_What to work on_. Repeat the whole listing exactly as written.

_Records for the exercise_.

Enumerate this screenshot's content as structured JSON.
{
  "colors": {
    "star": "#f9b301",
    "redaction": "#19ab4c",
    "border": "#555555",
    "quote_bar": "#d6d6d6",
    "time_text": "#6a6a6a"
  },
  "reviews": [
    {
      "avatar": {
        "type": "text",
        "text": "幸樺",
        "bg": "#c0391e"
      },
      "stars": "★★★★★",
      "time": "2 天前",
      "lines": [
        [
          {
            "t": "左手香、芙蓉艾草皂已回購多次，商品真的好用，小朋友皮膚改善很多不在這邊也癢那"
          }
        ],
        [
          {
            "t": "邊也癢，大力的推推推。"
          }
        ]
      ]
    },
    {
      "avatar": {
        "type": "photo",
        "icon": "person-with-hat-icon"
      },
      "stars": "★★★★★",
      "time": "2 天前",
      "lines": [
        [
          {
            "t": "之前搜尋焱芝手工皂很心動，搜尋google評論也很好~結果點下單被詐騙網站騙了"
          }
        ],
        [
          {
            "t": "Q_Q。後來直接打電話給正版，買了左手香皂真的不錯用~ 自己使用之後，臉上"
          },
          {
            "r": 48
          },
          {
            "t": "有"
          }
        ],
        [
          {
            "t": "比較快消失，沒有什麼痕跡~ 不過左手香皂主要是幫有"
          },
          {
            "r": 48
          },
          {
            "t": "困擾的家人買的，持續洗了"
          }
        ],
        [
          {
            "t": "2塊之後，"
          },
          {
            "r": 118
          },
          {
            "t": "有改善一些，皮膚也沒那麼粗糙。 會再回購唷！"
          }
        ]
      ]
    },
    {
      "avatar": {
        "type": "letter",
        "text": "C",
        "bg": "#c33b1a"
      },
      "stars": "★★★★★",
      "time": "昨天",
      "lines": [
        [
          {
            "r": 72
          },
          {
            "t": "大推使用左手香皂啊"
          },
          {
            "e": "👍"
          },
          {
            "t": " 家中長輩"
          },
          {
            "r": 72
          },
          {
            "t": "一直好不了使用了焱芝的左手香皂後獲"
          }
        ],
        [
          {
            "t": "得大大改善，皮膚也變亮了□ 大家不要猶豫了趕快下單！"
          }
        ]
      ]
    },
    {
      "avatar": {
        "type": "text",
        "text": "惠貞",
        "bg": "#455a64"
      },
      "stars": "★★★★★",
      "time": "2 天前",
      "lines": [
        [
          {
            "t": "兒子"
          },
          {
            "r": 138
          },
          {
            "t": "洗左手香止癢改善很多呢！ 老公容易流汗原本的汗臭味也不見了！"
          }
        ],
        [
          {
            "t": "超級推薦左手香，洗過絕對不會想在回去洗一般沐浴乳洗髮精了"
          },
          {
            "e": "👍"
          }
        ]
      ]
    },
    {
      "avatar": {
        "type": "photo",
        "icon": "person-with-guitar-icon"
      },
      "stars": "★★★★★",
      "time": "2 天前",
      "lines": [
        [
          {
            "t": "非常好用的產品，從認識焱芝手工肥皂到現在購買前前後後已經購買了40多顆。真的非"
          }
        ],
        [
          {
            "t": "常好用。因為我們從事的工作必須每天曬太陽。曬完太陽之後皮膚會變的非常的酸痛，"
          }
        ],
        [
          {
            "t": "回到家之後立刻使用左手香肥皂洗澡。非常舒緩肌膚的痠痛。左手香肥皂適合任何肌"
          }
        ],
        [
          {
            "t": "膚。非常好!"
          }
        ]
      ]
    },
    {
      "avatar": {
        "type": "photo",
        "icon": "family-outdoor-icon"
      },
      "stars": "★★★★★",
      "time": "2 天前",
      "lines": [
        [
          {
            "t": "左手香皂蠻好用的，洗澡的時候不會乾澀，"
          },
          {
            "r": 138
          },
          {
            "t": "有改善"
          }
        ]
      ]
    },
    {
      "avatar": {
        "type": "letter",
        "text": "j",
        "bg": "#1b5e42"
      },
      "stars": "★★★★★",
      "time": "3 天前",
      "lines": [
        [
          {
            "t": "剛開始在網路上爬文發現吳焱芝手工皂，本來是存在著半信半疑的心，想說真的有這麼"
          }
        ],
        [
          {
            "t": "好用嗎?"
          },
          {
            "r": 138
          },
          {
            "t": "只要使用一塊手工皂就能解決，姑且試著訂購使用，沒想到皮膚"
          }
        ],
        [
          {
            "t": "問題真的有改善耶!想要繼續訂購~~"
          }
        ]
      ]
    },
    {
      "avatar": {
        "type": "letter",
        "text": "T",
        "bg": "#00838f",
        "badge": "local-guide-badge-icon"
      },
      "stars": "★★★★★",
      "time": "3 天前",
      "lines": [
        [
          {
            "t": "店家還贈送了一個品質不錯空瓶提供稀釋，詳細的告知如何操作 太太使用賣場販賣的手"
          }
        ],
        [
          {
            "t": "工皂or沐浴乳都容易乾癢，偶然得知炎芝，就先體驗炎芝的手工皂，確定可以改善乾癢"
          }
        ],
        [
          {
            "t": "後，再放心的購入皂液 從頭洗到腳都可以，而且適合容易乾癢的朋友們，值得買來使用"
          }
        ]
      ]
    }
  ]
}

_Exercise result_.
Enumerate this screenshot's content as structured JSON.
{
  "colors": {
    "star": "#f9b301",
    "redaction": "#19ab4c",
    "border": "#555555",
    "quote_bar": "#d6d6d6",
    "time_text": "#6a6a6a"
  },
  "reviews": [
    {
      "avatar": {
        "type": "text",
        "text": "幸樺",
        "bg": "#c0391e"
      },
      "stars": "★★★★★",
      "time": "2 天前",
      "lines": [
        [
          {
            "t": "左手香、芙蓉艾草皂已回購多次，商品真的好用，小朋友皮膚改善很多不在這邊也癢那"
          }
        ],
        [
          {
            "t": "邊也癢，大力的推推推。"
          }
        ]
      ]
    },
    {
      "avatar": {
        "type": "photo",
        "icon": "person-with-hat-icon"
      },
      "stars": "★★★★★",
      "time": "2 天前",
      "lines": [
        [
          {
            "t": "之前搜尋焱芝手工皂很心動，搜尋google評論也很好~結果點下單被詐騙網站騙了"
          }
        ],
        [
          {
            "t": "Q_Q。後來直接打電話給正版，買了左手香皂真的不錯用~ 自己使用之後，臉上"
          },
          {
            "r": 48
          },
          {
            "t": "有"
          }
        ],
        [
          {
            "t": "比較快消失，沒有什麼痕跡~ 不過左手香皂主要是幫有"
          },
          {
            "r": 48
          },
          {
            "t": "困擾的家人買的，持續洗了"
          }
        ],
        [
          {
            "t": "2塊之後，"
          },
          {
            "r": 118
          },
          {
            "t": "有改善一些，皮膚也沒那麼粗糙。 會再回購唷！"
          }
        ]
      ]
    },
    {
      "avatar": {
        "type": "letter",
        "text": "C",
        "bg": "#c33b1a"
      },
      "stars": "★★★★★",
      "time": "昨天",
      "lines": [
        [
          {
            "r": 72
          },
          {
            "t": "大推使用左手香皂啊"
          },
          {
            "e": "👍"
          },
          {
            "t": " 家中長輩"
          },
          {
            "r": 72
          },
          {
            "t": "一直好不了使用了焱芝的左手香皂後獲"
          }
        ],
        [
          {
            "t": "得大大改善，皮膚也變亮了□ 大家不要猶豫了趕快下單！"
          }
        ]
      ]
    },
    {
      "avatar": {
        "type": "text",
        "text": "惠貞",
        "bg": "#455a64"
      },
      "stars": "★★★★★",
      "time": "2 天前",
      "lines": [
        [
          {
            "t": "兒子"
          },
          {
            "r": 138
          },
          {
            "t": "洗左手香止癢改善很多呢！ 老公容易流汗原本的汗臭味也不見了！"
          }
        ],
        [
          {
            "t": "超級推薦左手香，洗過絕對不會想在回去洗一般沐浴乳洗髮精了"
          },
          {
            "e": "👍"
          }
        ]
      ]
    },
    {
      "avatar": {
        "type": "photo",
        "icon": "person-with-guitar-icon"
      },
      "stars": "★★★★★",
      "time": "2 天前",
      "lines": [
        [
          {
            "t": "非常好用的產品，從認識焱芝手工肥皂到現在購買前前後後已經購買了40多顆。真的非"
          }
        ],
        [
          {
            "t": "常好用。因為我們從事的工作必須每天曬太陽。曬完太陽之後皮膚會變的非常的酸痛，"
          }
        ],
        [
          {
            "t": "回到家之後立刻使用左手香肥皂洗澡。非常舒緩肌膚的痠痛。左手香肥皂適合任何肌"
          }
        ],
        [
          {
            "t": "膚。非常好!"
          }
        ]
      ]
    },
    {
      "avatar": {
        "type": "photo",
        "icon": "family-outdoor-icon"
      },
      "stars": "★★★★★",
      "time": "2 天前",
      "lines": [
        [
          {
            "t": "左手香皂蠻好用的，洗澡的時候不會乾澀，"
          },
          {
            "r": 138
          },
          {
            "t": "有改善"
          }
        ]
      ]
    },
    {
      "avatar": {
        "type": "letter",
        "text": "j",
        "bg": "#1b5e42"
      },
      "stars": "★★★★★",
      "time": "3 天前",
      "lines": [
        [
          {
            "t": "剛開始在網路上爬文發現吳焱芝手工皂，本來是存在著半信半疑的心，想說真的有這麼"
          }
        ],
        [
          {
            "t": "好用嗎?"
          },
          {
            "r": 138
          },
          {
            "t": "只要使用一塊手工皂就能解決，姑且試著訂購使用，沒想到皮膚"
          }
        ],
        [
          {
            "t": "問題真的有改善耶!想要繼續訂購~~"
          }
        ]
      ]
    },
    {
      "avatar": {
        "type": "letter",
        "text": "T",
        "bg": "#00838f",
        "badge": "local-guide-badge-icon"
      },
      "stars": "★★★★★",
      "time": "3 天前",
      "lines": [
        [
          {
            "t": "店家還贈送了一個品質不錯空瓶提供稀釋，詳細的告知如何操作 太太使用賣場販賣的手"
          }
        ],
        [
          {
            "t": "工皂or沐浴乳都容易乾癢，偶然得知炎芝，就先體驗炎芝的手工皂，確定可以改善乾癢"
          }
        ],
        [
          {
            "t": "後，再放心的購入皂液 從頭洗到腳都可以，而且適合容易乾癢的朋友們，值得買來使用"
          }
        ]
      ]
    }
  ]
}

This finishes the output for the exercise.